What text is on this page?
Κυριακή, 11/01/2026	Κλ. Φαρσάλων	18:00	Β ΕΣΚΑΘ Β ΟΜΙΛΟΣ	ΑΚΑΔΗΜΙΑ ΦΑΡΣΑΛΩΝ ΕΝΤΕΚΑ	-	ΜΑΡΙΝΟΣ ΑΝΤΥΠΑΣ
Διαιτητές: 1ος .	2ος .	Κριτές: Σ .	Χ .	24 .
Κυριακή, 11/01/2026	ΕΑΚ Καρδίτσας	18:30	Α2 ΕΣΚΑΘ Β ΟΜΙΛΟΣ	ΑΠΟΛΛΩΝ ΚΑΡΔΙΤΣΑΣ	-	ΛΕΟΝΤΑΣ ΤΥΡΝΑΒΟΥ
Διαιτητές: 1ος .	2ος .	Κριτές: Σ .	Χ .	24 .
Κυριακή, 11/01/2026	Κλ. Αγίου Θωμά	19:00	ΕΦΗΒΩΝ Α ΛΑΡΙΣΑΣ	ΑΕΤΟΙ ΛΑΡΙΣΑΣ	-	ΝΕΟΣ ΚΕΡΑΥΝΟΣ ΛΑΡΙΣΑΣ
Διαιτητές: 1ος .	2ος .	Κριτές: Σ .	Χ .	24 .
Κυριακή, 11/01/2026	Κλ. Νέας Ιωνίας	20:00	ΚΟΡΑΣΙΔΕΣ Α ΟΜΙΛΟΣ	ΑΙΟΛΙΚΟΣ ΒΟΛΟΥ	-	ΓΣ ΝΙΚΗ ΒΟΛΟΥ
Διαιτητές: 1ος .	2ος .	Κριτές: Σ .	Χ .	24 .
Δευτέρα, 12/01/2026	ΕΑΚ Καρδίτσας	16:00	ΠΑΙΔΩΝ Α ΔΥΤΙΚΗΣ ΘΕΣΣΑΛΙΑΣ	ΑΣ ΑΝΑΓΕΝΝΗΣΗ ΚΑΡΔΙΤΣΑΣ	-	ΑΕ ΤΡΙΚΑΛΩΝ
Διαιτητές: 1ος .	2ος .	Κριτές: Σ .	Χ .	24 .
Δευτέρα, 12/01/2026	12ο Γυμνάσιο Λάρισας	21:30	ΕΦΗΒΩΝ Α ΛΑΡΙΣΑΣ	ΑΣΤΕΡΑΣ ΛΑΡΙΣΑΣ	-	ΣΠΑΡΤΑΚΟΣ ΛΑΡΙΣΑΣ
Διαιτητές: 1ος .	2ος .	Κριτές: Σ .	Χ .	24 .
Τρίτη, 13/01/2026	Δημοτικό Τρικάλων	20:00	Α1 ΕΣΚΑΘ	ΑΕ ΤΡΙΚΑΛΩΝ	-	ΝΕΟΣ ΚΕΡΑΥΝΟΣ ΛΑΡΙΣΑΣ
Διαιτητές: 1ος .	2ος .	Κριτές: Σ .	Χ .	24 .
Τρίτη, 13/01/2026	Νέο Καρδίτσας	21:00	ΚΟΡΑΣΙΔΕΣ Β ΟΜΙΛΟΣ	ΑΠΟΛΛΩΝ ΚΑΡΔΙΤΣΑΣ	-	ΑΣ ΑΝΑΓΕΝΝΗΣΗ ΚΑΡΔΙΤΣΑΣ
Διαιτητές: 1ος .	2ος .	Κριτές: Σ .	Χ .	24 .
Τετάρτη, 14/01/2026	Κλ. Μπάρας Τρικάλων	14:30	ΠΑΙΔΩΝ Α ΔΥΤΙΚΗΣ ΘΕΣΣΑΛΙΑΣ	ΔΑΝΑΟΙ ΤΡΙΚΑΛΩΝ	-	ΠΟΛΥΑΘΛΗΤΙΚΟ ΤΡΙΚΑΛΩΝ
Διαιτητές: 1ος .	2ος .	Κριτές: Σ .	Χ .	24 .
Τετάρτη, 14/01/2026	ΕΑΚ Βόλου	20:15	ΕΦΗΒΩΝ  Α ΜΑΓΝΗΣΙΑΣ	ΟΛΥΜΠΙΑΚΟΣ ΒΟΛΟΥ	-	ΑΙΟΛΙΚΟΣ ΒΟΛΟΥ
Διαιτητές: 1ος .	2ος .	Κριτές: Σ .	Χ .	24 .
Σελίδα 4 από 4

▶ _TASK INSTRUCTIONS_: Your task is to print the whole listing again exactly.

▶ _EXPECTED ANSWER_:
What text is on this page?
Κυριακή, 11/01/2026	Κλ. Φαρσάλων	18:00	Β ΕΣΚΑΘ Β ΟΜΙΛΟΣ	ΑΚΑΔΗΜΙΑ ΦΑΡΣΑΛΩΝ ΕΝΤΕΚΑ	-	ΜΑΡΙΝΟΣ ΑΝΤΥΠΑΣ
Διαιτητές: 1ος .	2ος .	Κριτές: Σ .	Χ .	24 .
Κυριακή, 11/01/2026	ΕΑΚ Καρδίτσας	18:30	Α2 ΕΣΚΑΘ Β ΟΜΙΛΟΣ	ΑΠΟΛΛΩΝ ΚΑΡΔΙΤΣΑΣ	-	ΛΕΟΝΤΑΣ ΤΥΡΝΑΒΟΥ
Διαιτητές: 1ος .	2ος .	Κριτές: Σ .	Χ .	24 .
Κυριακή, 11/01/2026	Κλ. Αγίου Θωμά	19:00	ΕΦΗΒΩΝ Α ΛΑΡΙΣΑΣ	ΑΕΤΟΙ ΛΑΡΙΣΑΣ	-	ΝΕΟΣ ΚΕΡΑΥΝΟΣ ΛΑΡΙΣΑΣ
Διαιτητές: 1ος .	2ος .	Κριτές: Σ .	Χ .	24 .
Κυριακή, 11/01/2026	Κλ. Νέας Ιωνίας	20:00	ΚΟΡΑΣΙΔΕΣ Α ΟΜΙΛΟΣ	ΑΙΟΛΙΚΟΣ ΒΟΛΟΥ	-	ΓΣ ΝΙΚΗ ΒΟΛΟΥ
Διαιτητές: 1ος .	2ος .	Κριτές: Σ .	Χ .	24 .
Δευτέρα, 12/01/2026	ΕΑΚ Καρδίτσας	16:00	ΠΑΙΔΩΝ Α ΔΥΤΙΚΗΣ ΘΕΣΣΑΛΙΑΣ	ΑΣ ΑΝΑΓΕΝΝΗΣΗ ΚΑΡΔΙΤΣΑΣ	-	ΑΕ ΤΡΙΚΑΛΩΝ
Διαιτητές: 1ος .	2ος .	Κριτές: Σ .	Χ .	24 .
Δευτέρα, 12/01/2026	12ο Γυμνάσιο Λάρισας	21:30	ΕΦΗΒΩΝ Α ΛΑΡΙΣΑΣ	ΑΣΤΕΡΑΣ ΛΑΡΙΣΑΣ	-	ΣΠΑΡΤΑΚΟΣ ΛΑΡΙΣΑΣ
Διαιτητές: 1ος .	2ος .	Κριτές: Σ .	Χ .	24 .
Τρίτη, 13/01/2026	Δημοτικό Τρικάλων	20:00	Α1 ΕΣΚΑΘ	ΑΕ ΤΡΙΚΑΛΩΝ	-	ΝΕΟΣ ΚΕΡΑΥΝΟΣ ΛΑΡΙΣΑΣ
Διαιτητές: 1ος .	2ος .	Κριτές: Σ .	Χ .	24 .
Τρίτη, 13/01/2026	Νέο Καρδίτσας	21:00	ΚΟΡΑΣΙΔΕΣ Β ΟΜΙΛΟΣ	ΑΠΟΛΛΩΝ ΚΑΡΔΙΤΣΑΣ	-	ΑΣ ΑΝΑΓΕΝΝΗΣΗ ΚΑΡΔΙΤΣΑΣ
Διαιτητές: 1ος .	2ος .	Κριτές: Σ .	Χ .	24 .
Τετάρτη, 14/01/2026	Κλ. Μπάρας Τρικάλων	14:30	ΠΑΙΔΩΝ Α ΔΥΤΙΚΗΣ ΘΕΣΣΑΛΙΑΣ	ΔΑΝΑΟΙ ΤΡΙΚΑΛΩΝ	-	ΠΟΛΥΑΘΛΗΤΙΚΟ ΤΡΙΚΑΛΩΝ
Διαιτητές: 1ος .	2ος .	Κριτές: Σ .	Χ .	24 .
Τετάρτη, 14/01/2026	ΕΑΚ Βόλου	20:15	ΕΦΗΒΩΝ  Α ΜΑΓΝΗΣΙΑΣ	ΟΛΥΜΠΙΑΚΟΣ ΒΟΛΟΥ	-	ΑΙΟΛΙΚΟΣ ΒΟΛΟΥ
Διαιτητές: 1ος .	2ος .	Κριτές: Σ .	Χ .	24 .
Σελίδα 4 από 4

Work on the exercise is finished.